What you should do:
Write out all the data again, exactly as it stands.

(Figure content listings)
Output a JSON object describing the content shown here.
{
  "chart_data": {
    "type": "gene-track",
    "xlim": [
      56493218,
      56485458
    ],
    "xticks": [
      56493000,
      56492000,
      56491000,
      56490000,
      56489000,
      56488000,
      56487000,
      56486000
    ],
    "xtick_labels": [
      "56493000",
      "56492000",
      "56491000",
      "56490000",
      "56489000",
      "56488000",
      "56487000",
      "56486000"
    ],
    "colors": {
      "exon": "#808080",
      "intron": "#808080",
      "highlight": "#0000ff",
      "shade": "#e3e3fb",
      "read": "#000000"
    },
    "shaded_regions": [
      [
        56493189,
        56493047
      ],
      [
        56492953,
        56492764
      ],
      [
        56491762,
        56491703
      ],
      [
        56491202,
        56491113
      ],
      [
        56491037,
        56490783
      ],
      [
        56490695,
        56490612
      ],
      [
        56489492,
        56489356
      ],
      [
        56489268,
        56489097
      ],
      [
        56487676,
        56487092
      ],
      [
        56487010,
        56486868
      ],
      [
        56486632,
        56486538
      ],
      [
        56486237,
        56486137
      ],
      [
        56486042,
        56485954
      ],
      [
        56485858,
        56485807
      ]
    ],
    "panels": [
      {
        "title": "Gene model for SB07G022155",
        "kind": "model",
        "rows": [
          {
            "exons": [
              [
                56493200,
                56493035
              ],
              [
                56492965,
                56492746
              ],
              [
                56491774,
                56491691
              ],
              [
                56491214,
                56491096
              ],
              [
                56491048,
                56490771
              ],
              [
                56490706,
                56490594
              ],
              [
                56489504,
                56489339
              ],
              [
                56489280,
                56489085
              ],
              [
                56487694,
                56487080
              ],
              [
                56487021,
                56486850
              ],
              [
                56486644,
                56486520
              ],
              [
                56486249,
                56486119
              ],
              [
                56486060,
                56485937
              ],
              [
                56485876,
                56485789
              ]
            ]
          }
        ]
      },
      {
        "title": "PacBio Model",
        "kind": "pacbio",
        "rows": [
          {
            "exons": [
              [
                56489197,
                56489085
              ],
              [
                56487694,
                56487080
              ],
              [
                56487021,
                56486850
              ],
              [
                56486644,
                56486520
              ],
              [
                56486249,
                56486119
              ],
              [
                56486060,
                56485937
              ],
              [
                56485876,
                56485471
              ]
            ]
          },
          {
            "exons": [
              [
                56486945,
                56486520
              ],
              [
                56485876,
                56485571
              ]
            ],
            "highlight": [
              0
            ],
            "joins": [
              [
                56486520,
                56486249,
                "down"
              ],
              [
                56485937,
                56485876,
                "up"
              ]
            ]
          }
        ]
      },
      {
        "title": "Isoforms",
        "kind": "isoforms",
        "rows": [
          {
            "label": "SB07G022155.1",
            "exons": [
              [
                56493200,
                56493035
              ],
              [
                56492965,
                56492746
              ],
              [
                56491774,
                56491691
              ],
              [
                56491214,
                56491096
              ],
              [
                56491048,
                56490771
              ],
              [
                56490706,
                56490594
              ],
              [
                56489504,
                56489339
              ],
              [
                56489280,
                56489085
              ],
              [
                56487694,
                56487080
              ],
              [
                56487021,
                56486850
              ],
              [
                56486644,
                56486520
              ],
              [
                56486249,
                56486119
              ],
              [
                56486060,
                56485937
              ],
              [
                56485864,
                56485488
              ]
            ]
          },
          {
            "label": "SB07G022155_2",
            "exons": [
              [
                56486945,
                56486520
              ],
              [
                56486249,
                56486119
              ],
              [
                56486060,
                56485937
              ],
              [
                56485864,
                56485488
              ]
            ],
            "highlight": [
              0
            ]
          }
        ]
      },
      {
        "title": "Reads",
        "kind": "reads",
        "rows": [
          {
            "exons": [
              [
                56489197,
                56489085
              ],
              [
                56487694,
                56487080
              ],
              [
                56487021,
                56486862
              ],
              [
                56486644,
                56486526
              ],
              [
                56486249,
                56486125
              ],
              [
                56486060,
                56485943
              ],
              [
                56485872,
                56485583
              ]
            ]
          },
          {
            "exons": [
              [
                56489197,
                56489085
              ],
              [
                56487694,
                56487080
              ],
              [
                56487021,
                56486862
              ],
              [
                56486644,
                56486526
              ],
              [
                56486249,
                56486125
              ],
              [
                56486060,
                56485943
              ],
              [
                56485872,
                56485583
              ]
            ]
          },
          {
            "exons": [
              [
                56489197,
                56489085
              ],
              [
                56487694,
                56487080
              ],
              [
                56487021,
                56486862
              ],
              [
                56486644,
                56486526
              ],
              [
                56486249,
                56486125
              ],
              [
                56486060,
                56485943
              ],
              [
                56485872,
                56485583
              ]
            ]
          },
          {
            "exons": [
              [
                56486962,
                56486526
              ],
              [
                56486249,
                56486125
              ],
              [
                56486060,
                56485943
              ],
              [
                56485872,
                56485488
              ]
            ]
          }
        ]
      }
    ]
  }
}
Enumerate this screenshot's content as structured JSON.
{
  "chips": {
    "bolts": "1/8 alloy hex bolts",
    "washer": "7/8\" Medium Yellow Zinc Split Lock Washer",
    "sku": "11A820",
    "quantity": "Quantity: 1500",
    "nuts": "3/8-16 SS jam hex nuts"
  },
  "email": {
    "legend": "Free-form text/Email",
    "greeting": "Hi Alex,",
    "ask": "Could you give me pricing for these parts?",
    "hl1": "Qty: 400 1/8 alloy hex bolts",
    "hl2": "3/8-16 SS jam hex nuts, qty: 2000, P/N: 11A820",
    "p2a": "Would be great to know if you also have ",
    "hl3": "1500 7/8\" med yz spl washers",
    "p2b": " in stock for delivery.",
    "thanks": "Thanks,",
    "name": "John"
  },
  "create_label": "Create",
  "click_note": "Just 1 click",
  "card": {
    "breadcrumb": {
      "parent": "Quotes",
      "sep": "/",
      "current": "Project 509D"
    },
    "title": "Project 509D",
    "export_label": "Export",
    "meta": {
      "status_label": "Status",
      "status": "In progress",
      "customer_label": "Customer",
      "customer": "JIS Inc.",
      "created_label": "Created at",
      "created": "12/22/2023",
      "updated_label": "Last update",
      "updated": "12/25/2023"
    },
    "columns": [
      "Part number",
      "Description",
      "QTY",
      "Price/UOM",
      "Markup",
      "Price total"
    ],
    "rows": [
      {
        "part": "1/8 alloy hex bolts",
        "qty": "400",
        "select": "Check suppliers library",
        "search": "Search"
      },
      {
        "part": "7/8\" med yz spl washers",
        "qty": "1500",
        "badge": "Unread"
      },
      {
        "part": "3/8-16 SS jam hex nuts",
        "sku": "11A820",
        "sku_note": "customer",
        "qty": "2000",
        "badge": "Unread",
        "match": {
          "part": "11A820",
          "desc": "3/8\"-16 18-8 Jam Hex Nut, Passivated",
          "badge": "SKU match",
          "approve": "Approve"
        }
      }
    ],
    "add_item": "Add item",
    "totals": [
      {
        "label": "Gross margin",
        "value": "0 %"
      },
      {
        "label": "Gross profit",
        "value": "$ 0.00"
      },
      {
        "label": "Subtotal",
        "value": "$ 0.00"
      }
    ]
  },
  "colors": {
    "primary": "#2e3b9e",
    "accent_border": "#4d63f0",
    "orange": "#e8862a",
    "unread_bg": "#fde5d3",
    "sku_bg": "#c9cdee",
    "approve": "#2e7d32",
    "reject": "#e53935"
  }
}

Task answer:
Output a JSON object describing the content shown here.
{
  "chart_data": {
    "type": "gene-track",
    "xlim": [
      56493218,
      56485458
    ],
    "xticks": [
      56493000,
      56492000,
      56491000,
      56490000,
      56489000,
      56488000,
      56487000,
      56486000
    ],
    "xtick_labels": [
      "56493000",
      "56492000",
      "56491000",
      "56490000",
      "56489000",
      "56488000",
      "56487000",
      "56486000"
    ],
    "colors": {
      "exon": "#808080",
      "intron": "#808080",
      "highlight": "#0000ff",
      "shade": "#e3e3fb",
      "read": "#000000"
    },
    "shaded_regions": [
      [
        56493189,
        56493047
      ],
      [
        56492953,
        56492764
      ],
      [
        56491762,
        56491703
      ],
      [
        56491202,
        56491113
      ],
      [
        56491037,
        56490783
      ],
      [
        56490695,
        56490612
      ],
      [
        56489492,
        56489356
      ],
      [
        56489268,
        56489097
      ],
      [
        56487676,
        56487092
      ],
      [
        56487010,
        56486868
      ],
      [
        56486632,
        56486538
      ],
      [
        56486237,
        56486137
      ],
      [
        56486042,
        56485954
      ],
      [
        56485858,
        56485807
      ]
    ],
    "panels": [
      {
        "title": "Gene model for SB07G022155",
        "kind": "model",
        "rows": [
          {
            "exons": [
              [
                56493200,
                56493035
              ],
              [
                56492965,
                56492746
              ],
              [
                56491774,
                56491691
              ],
              [
                56491214,
                56491096
              ],
              [
                56491048,
                56490771
              ],
              [
                56490706,
                56490594
              ],
              [
                56489504,
                56489339
              ],
              [
                56489280,
                56489085
              ],
              [
                56487694,
                56487080
              ],
              [
                56487021,
                56486850
              ],
              [
                56486644,
                56486520
              ],
              [
                56486249,
                56486119
              ],
              [
                56486060,
                56485937
              ],
              [
                56485876,
                56485789
              ]
            ]
          }
        ]
      },
      {
        "title": "PacBio Model",
        "kind": "pacbio",
        "rows": [
          {
            "exons": [
              [
                56489197,
                56489085
              ],
              [
                56487694,
                56487080
              ],
              [
                56487021,
                56486850
              ],
              [
                56486644,
                56486520
              ],
              [
                56486249,
                56486119
              ],
              [
                56486060,
                56485937
              ],
              [
                56485876,
                56485471
              ]
            ]
          },
          {
            "exons": [
              [
                56486945,
                56486520
              ],
              [
                56485876,
                56485571
              ]
            ],
            "highlight": [
              0
            ],
            "joins": [
              [
                56486520,
                56486249,
                "down"
              ],
              [
                56485937,
                56485876,
                "up"
              ]
            ]
          }
        ]
      },
      {
        "title": "Isoforms",
        "kind": "isoforms",
        "rows": [
          {
            "label": "SB07G022155.1",
            "exons": [
              [
                56493200,
                56493035
              ],
              [
                56492965,
                56492746
              ],
              [
                56491774,
                56491691
              ],
              [
                56491214,
                56491096
              ],
              [
                56491048,
                56490771
              ],
              [
                56490706,
                56490594
              ],
              [
                56489504,
                56489339
              ],
              [
                56489280,
                56489085
              ],
              [
                56487694,
                56487080
              ],
              [
                56487021,
                56486850
              ],
              [
                56486644,
                56486520
              ],
              [
                56486249,
                56486119
              ],
              [
                56486060,
                56485937
              ],
              [
                56485864,
                56485488
              ]
            ]
          },
          {
            "label": "SB07G022155_2",
            "exons": [
              [
                56486945,
                56486520
              ],
              [
                56486249,
                56486119
              ],
              [
                56486060,
                56485937
              ],
              [
                56485864,
                56485488
              ]
            ],
            "highlight": [
              0
            ]
          }
        ]
      },
      {
        "title": "Reads",
        "kind": "reads",
        "rows": [
          {
            "exons": [
              [
                56489197,
                56489085
              ],
              [
                56487694,
                56487080
              ],
              [
                56487021,
                56486862
              ],
              [
                56486644,
                56486526
              ],
              [
                56486249,
                56486125
              ],
              [
                56486060,
                56485943
              ],
              [
                56485872,
                56485583
              ]
            ]
          },
          {
            "exons": [
              [
                56489197,
                56489085
              ],
              [
                56487694,
                56487080
              ],
              [
                56487021,
                56486862
              ],
              [
                56486644,
                56486526
              ],
              [
                56486249,
                56486125
              ],
              [
                56486060,
                56485943
              ],
              [
                56485872,
                56485583
              ]
            ]
          },
          {
            "exons": [
              [
                56489197,
                56489085
              ],
              [
                56487694,
                56487080
              ],
              [
                56487021,
                56486862
              ],
              [
                56486644,
                56486526
              ],
              [
                56486249,
                56486125
              ],
              [
                56486060,
                56485943
              ],
              [
                56485872,
                56485583
              ]
            ]
          },
          {
            "exons": [
              [
                56486962,
                56486526
              ],
              [
                56486249,
                56486125
              ],
              [
                56486060,
                56485943
              ],
              [
                56485872,
                56485488
              ]
            ]
          }
        ]
      }
    ]
  }
}
Enumerate this screenshot's content as structured JSON.
{
  "chips": {
    "bolts": "1/8 alloy hex bolts",
    "washer": "7/8\" Medium Yellow Zinc Split Lock Washer",
    "sku": "11A820",
    "quantity": "Quantity: 1500",
    "nuts": "3/8-16 SS jam hex nuts"
  },
  "email": {
    "legend": "Free-form text/Email",
    "greeting": "Hi Alex,",
    "ask": "Could you give me pricing for these parts?",
    "hl1": "Qty: 400 1/8 alloy hex bolts",
    "hl2": "3/8-16 SS jam hex nuts, qty: 2000, P/N: 11A820",
    "p2a": "Would be great to know if you also have ",
    "hl3": "1500 7/8\" med yz spl washers",
    "p2b": " in stock for delivery.",
    "thanks": "Thanks,",
    "name": "John"
  },
  "create_label": "Create",
  "click_note": "Just 1 click",
  "card": {
    "breadcrumb": {
      "parent": "Quotes",
      "sep": "/",
      "current": "Project 509D"
    },
    "title": "Project 509D",
    "export_label": "Export",
    "meta": {
      "status_label": "Status",
      "status": "In progress",
      "customer_label": "Customer",
      "customer": "JIS Inc.",
      "created_label": "Created at",
      "created": "12/22/2023",
      "updated_label": "Last update",
      "updated": "12/25/2023"
    },
    "columns": [
      "Part number",
      "Description",
      "QTY",
      "Price/UOM",
      "Markup",
      "Price total"
    ],
    "rows": [
      {
        "part": "1/8 alloy hex bolts",
        "qty": "400",
        "select": "Check suppliers library",
        "search": "Search"
      },
      {
        "part": "7/8\" med yz spl washers",
        "qty": "1500",
        "badge": "Unread"
      },
      {
        "part": "3/8-16 SS jam hex nuts",
        "sku": "11A820",
        "sku_note": "customer",
        "qty": "2000",
        "badge": "Unread",
        "match": {
          "part": "11A820",
          "desc": "3/8\"-16 18-8 Jam Hex Nut, Passivated",
          "badge": "SKU match",
          "approve": "Approve"
        }
      }
    ],
    "add_item": "Add item",
    "totals": [
      {
        "label": "Gross margin",
        "value": "0 %"
      },
      {
        "label": "Gross profit",
        "value": "$ 0.00"
      },
      {
        "label": "Subtotal",
        "value": "$ 0.00"
      }
    ]
  },
  "colors": {
    "primary": "#2e3b9e",
    "accent_border": "#4d63f0",
    "orange": "#e8862a",
    "unread_bg": "#fde5d3",
    "sku_bg": "#c9cdee",
    "approve": "#2e7d32",
    "reject": "#e53935"
  }
}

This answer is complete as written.